# [What you are asked to do]
Omit the pictures and return every entry exactly as written.

##### Records provided #####

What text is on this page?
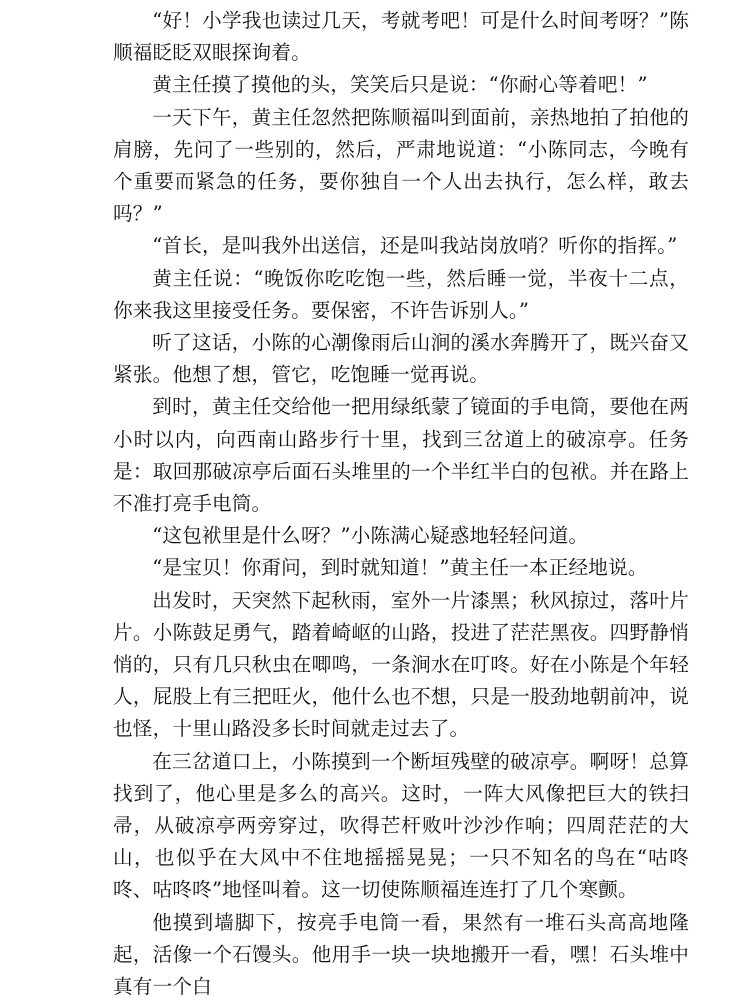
“好！小学我也读过几天，考就考吧！可是什么时间考呀？”陈顺福眨眨双眼探询着。

黄主任摸了摸他的头，笑笑后只是说：“你耐心等着吧！”

一天下午，黄主任忽然把陈顺福叫到面前，亲热地拍了拍他的肩膀，先问了一些别的，然后，严肃地说道：“小陈同志，今晚有个重要而紧急的任务，要你独自一个人出去执行，怎么样，敢去吗？”

“首长，是叫我外出送信，还是叫我站岗放哨？听你的指挥。”

黄主任说：“晚饭你吃吃饱一些，然后睡一觉，半夜十二点，你来我这里接受任务。要保密，不许告诉别人。”

听了这话，小陈的心潮像雨后山涧的溪水奔腾开了，既兴奋又紧张。他想了想，管它，吃饱睡一觉再说。

到时，黄主任交给他一把用绿纸蒙了镜面的手电筒，要他在两小时以内，向西南山路步行十里，找到三岔道上的破凉亭。任务是：取回那破凉亭后面石头堆里的一个半红半白的包袱。并在路上不准打亮手电筒。

“这包袱里是什么呀？”小陈满心疑惑地轻轻问道。

“是宝贝！你甭问，到时就知道！”黄主任一本正经地说。

出发时，天突然下起秋雨，室外一片漆黑；秋风掠过，落叶片片。小陈鼓足勇气，踏着崎岖的山路，投进了茫茫黑夜。四野静悄悄的，只有几只秋虫在唧鸣，一条涧水在叮咚。好在小陈是个年轻人，屁股上有三把旺火，他什么也不想，只是一股劲地朝前冲，说也怪，十里山路没多长时间就走过去了。

在三岔道口上，小陈摸到一个断垣残壁的破凉亭。啊呀！总算找到了，他心里是多么的高兴。这时，一阵大风像把巨大的铁扫帚，从破凉亭两旁穿过，吹得芒杆败叶沙沙作响；四周茫茫的大山，也似乎在大风中不住地摇摇晃晃；一只不知名的鸟在“咕咚咚、咕咚咚”地怪叫着。这一切使陈顺福连连打了几个寒颤。

他摸到墙脚下，按亮手电筒一看，果然有一堆石头高高地隆起，活像一个石馒头。他用手一块一块地搬开一看，嘿！石头堆中真有一个白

#####

# [Exercise solution]
What text is on this page?
“好！小学我也读过几天，考就考吧！可是什么时间考呀？”陈顺福眨眨双眼探询着。

黄主任摸了摸他的头，笑笑后只是说：“你耐心等着吧！”

一天下午，黄主任忽然把陈顺福叫到面前，亲热地拍了拍他的肩膀，先问了一些别的，然后，严肃地说道：“小陈同志，今晚有个重要而紧急的任务，要你独自一个人出去执行，怎么样，敢去吗？”

“首长，是叫我外出送信，还是叫我站岗放哨？听你的指挥。”

黄主任说：“晚饭你吃吃饱一些，然后睡一觉，半夜十二点，你来我这里接受任务。要保密，不许告诉别人。”

听了这话，小陈的心潮像雨后山涧的溪水奔腾开了，既兴奋又紧张。他想了想，管它，吃饱睡一觉再说。

到时，黄主任交给他一把用绿纸蒙了镜面的手电筒，要他在两小时以内，向西南山路步行十里，找到三岔道上的破凉亭。任务是：取回那破凉亭后面石头堆里的一个半红半白的包袱。并在路上不准打亮手电筒。

“这包袱里是什么呀？”小陈满心疑惑地轻轻问道。

“是宝贝！你甭问，到时就知道！”黄主任一本正经地说。

出发时，天突然下起秋雨，室外一片漆黑；秋风掠过，落叶片片。小陈鼓足勇气，踏着崎岖的山路，投进了茫茫黑夜。四野静悄悄的，只有几只秋虫在唧鸣，一条涧水在叮咚。好在小陈是个年轻人，屁股上有三把旺火，他什么也不想，只是一股劲地朝前冲，说也怪，十里山路没多长时间就走过去了。

在三岔道口上，小陈摸到一个断垣残壁的破凉亭。啊呀！总算找到了，他心里是多么的高兴。这时，一阵大风像把巨大的铁扫帚，从破凉亭两旁穿过，吹得芒杆败叶沙沙作响；四周茫茫的大山，也似乎在大风中不住地摇摇晃晃；一只不知名的鸟在“咕咚咚、咕咚咚”地怪叫着。这一切使陈顺福连连打了几个寒颤。

他摸到墙脚下，按亮手电筒一看，果然有一堆石头高高地隆起，活像一个石馒头。他用手一块一块地搬开一看，嘿！石头堆中真有一个白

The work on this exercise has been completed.